Stored data:
** Start **
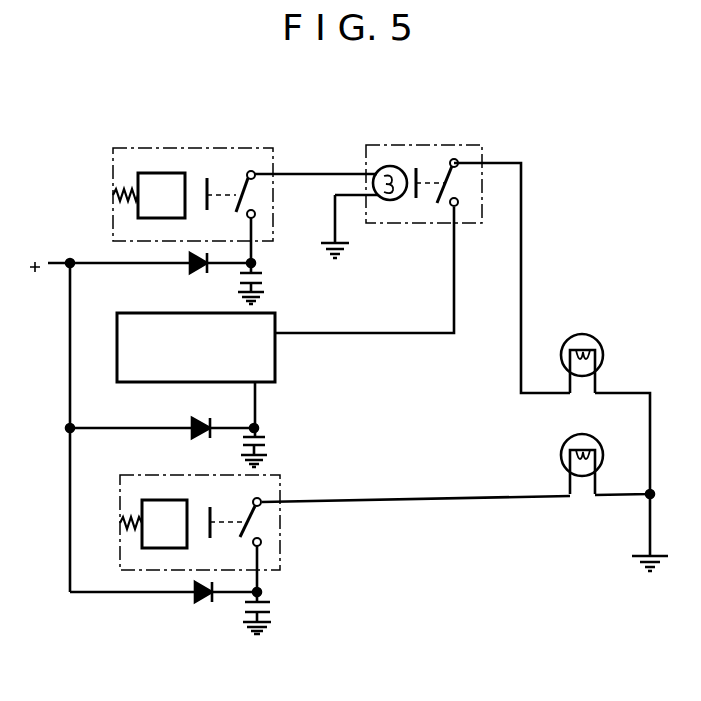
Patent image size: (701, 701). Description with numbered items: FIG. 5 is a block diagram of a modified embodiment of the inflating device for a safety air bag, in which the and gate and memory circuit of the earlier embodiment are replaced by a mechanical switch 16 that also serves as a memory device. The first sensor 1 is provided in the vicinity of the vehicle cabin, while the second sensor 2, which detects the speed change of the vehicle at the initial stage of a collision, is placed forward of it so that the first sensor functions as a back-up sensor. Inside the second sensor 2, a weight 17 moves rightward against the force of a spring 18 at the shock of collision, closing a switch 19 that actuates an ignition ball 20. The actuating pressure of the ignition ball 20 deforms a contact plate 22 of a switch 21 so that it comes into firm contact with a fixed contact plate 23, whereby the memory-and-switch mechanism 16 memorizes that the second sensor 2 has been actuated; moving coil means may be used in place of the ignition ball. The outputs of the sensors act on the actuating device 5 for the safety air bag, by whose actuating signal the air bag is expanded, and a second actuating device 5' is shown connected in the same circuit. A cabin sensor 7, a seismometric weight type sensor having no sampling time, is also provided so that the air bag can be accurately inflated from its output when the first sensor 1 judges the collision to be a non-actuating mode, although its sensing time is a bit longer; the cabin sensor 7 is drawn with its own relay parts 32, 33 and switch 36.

The first sensor 1 is at (277, 360).
The second sensor 2 is at (169, 161).
The actuating device 5 is at (563, 458).
The warning lamp 5' is at (570, 342).
The cabin sensor 7 is at (200, 562).
The mechanical switch 16 is at (427, 165).
The weight 17 is at (146, 173).
The spring 18 is at (114, 200).
The switch 19 is at (243, 187).
The ignition ball 20 is at (382, 169).
The switch 21 is at (459, 183).
The contact plate 22 is at (434, 196).
The fixed contact plate 23 is at (457, 206).
The relay of cabin sensor 32 is at (152, 500).
The relay coil of cabin sensor 33 is at (128, 520).
The relay switch of cabin sensor 36 is at (262, 525).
** End **
| Problem |
Recast every line of the records as a JSON list of strings, with one string per line and no blank lines. Omit the pictures from the list.

| Response to the task |
[
  "Patent image size: (701, 701). Description with numbered items: FIG. 5 is a block diagram of a modified embodiment of the inflating device for a safety air bag, in which the and gate and memory circuit of the earlier embodiment are replaced by a mechanical switch 16 that also serves as a memory device. The first sensor 1 is provided in the vicinity of the vehicle cabin, while the second sensor 2, which detects the speed change of the vehicle at the initial stage of a collision, is placed forward of it so that the first sensor functions as a back-up sensor. Inside the second sensor 2, a weight 17 moves rightward against the force of a spring 18 at the shock of collision, closing a switch 19 that actuates an ignition ball 20. The actuating pressure of the ignition ball 20 deforms a contact plate 22 of a switch 21 so that it comes into firm contact with a fixed contact plate 23, whereby the memory-and-switch mechanism 16 memorizes that the second sensor 2 has been actuated; moving coil means may be used in place of the ignition ball. The outputs of the sensors act on the actuating device 5 for the safety air bag, by whose actuating signal the air bag is expanded, and a second actuating device 5' is shown connected in the same circuit. A cabin sensor 7, a seismometric weight type sensor having no sampling time, is also provided so that the air bag can be accurately inflated from its output when the first sensor 1 judges the collision to be a non-actuating mode, although its sensing time is a bit longer; the cabin sensor 7 is drawn with its own relay parts 32, 33 and switch 36.",
  "The first sensor 1 is at (277, 360).",
  "The second sensor 2 is at (169, 161).",
  "The actuating device 5 is at (563, 458).",
  "The warning lamp 5' is at (570, 342).",
  "The cabin sensor 7 is at (200, 562).",
  "The mechanical switch 16 is at (427, 165).",
  "The weight 17 is at (146, 173).",
  "The spring 18 is at (114, 200).",
  "The switch 19 is at (243, 187).",
  "The ignition ball 20 is at (382, 169).",
  "The switch 21 is at (459, 183).",
  "The contact plate 22 is at (434, 196).",
  "The fixed contact plate 23 is at (457, 206).",
  "The relay of cabin sensor 32 is at (152, 500).",
  "The relay coil of cabin sensor 33 is at (128, 520).",
  "The relay switch of cabin sensor 36 is at (262, 525)."
]